* [What is being asked]: In the listing below, find every line containing "JSON" and copy it out.

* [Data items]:
····················

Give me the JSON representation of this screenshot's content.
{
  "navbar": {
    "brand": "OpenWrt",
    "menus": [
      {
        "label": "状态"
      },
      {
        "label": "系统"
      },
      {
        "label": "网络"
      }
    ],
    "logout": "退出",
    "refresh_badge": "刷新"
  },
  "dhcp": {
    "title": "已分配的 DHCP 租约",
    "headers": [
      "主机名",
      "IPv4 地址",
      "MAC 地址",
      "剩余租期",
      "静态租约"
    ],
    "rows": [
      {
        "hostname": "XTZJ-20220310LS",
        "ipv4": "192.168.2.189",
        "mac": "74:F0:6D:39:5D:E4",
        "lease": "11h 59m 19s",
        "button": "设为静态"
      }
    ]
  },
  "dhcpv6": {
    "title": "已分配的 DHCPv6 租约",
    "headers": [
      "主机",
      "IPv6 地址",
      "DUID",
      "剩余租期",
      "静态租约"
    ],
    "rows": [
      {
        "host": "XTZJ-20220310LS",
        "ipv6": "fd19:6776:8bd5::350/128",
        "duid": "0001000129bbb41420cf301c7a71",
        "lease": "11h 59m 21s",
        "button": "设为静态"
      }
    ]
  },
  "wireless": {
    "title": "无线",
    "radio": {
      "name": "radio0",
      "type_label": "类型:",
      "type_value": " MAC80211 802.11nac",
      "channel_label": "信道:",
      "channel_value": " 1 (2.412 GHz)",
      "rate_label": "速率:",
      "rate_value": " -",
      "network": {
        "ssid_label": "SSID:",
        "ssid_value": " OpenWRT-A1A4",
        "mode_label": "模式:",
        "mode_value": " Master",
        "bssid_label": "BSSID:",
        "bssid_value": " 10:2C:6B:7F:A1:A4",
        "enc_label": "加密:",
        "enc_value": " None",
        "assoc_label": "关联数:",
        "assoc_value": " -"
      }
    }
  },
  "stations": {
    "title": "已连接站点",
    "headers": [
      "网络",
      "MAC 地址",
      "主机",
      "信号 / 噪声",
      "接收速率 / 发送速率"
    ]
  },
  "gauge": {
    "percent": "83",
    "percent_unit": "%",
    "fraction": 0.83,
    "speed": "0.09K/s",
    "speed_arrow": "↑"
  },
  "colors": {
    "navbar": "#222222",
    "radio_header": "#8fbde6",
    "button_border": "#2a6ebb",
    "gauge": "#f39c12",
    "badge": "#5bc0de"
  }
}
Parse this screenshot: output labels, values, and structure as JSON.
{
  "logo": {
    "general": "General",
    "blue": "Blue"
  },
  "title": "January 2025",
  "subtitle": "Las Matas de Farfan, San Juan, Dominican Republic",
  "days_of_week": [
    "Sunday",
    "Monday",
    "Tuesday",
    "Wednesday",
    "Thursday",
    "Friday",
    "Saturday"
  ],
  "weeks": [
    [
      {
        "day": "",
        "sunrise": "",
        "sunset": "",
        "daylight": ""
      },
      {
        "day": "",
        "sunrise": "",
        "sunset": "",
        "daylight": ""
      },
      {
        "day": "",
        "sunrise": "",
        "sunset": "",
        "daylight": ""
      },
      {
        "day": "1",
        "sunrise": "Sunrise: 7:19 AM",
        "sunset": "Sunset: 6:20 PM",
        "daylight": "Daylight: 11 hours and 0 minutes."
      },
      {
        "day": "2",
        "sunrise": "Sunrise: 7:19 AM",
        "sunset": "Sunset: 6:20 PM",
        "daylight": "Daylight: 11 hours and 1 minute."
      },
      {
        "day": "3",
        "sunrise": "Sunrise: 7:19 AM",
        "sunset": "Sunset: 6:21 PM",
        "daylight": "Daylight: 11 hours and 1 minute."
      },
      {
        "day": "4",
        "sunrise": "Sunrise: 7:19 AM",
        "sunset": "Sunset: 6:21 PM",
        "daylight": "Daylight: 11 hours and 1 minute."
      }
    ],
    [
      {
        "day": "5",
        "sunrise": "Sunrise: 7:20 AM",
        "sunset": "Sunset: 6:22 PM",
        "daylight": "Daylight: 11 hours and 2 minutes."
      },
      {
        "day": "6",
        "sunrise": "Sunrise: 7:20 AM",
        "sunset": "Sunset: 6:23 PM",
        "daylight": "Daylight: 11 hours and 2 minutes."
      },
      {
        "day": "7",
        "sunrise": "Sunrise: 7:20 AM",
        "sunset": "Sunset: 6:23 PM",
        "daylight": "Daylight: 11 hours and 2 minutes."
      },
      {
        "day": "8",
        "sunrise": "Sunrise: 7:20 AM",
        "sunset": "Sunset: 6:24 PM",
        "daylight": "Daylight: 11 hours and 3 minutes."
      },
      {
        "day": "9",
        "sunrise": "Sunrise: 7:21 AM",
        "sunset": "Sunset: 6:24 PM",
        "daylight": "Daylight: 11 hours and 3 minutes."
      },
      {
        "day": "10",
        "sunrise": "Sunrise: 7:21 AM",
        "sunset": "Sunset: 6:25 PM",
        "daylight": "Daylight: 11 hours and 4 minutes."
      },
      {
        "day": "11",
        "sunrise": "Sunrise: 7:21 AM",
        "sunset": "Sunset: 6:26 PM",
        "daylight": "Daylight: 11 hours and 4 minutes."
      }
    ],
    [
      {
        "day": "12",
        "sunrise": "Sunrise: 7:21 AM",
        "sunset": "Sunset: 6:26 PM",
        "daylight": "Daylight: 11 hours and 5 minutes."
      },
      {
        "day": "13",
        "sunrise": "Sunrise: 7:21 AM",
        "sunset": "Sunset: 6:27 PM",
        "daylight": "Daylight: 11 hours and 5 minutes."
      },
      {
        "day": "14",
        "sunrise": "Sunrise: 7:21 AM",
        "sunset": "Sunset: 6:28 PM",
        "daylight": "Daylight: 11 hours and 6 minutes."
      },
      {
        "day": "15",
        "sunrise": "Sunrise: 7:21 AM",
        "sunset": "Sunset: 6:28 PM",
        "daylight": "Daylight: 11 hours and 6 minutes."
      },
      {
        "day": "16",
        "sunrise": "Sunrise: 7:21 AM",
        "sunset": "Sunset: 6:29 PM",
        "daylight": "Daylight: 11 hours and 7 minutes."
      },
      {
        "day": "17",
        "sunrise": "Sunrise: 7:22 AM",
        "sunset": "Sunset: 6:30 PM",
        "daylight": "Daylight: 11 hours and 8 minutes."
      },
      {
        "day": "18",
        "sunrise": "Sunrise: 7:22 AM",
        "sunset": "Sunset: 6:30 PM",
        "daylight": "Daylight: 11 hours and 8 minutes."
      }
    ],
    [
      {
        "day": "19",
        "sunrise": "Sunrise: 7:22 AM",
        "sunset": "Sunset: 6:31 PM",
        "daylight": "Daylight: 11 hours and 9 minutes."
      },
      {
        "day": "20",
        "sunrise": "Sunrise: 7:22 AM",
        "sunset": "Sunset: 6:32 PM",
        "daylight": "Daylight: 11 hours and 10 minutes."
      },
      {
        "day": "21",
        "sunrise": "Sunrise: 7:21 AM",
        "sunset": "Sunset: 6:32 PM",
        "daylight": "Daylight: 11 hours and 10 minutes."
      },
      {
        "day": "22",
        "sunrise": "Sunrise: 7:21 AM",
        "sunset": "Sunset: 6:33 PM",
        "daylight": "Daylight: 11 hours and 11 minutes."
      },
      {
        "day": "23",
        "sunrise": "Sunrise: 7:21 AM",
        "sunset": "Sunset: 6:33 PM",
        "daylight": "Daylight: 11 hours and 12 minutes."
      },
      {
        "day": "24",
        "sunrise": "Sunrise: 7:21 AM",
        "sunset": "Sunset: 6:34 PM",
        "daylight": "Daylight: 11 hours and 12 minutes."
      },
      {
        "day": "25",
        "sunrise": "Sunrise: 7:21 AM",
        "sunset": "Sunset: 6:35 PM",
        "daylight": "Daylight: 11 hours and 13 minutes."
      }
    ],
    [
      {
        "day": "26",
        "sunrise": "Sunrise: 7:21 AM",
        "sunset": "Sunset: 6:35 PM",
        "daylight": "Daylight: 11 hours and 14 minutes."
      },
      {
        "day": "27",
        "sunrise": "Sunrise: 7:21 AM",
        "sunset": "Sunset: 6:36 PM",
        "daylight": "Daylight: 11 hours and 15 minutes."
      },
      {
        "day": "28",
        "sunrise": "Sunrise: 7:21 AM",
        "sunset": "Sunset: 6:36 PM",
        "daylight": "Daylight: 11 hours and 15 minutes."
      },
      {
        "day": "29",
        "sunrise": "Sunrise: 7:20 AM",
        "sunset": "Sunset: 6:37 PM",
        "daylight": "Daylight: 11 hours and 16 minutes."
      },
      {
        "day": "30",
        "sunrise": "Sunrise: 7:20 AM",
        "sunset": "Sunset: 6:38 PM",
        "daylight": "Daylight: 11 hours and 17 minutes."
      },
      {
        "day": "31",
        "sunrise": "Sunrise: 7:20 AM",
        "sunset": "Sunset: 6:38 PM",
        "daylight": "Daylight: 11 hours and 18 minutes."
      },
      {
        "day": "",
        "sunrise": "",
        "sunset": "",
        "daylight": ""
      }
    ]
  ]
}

····················

* [The reply]:
Give me the JSON representation of this screenshot's content.
Parse this screenshot: output labels, values, and structure as JSON.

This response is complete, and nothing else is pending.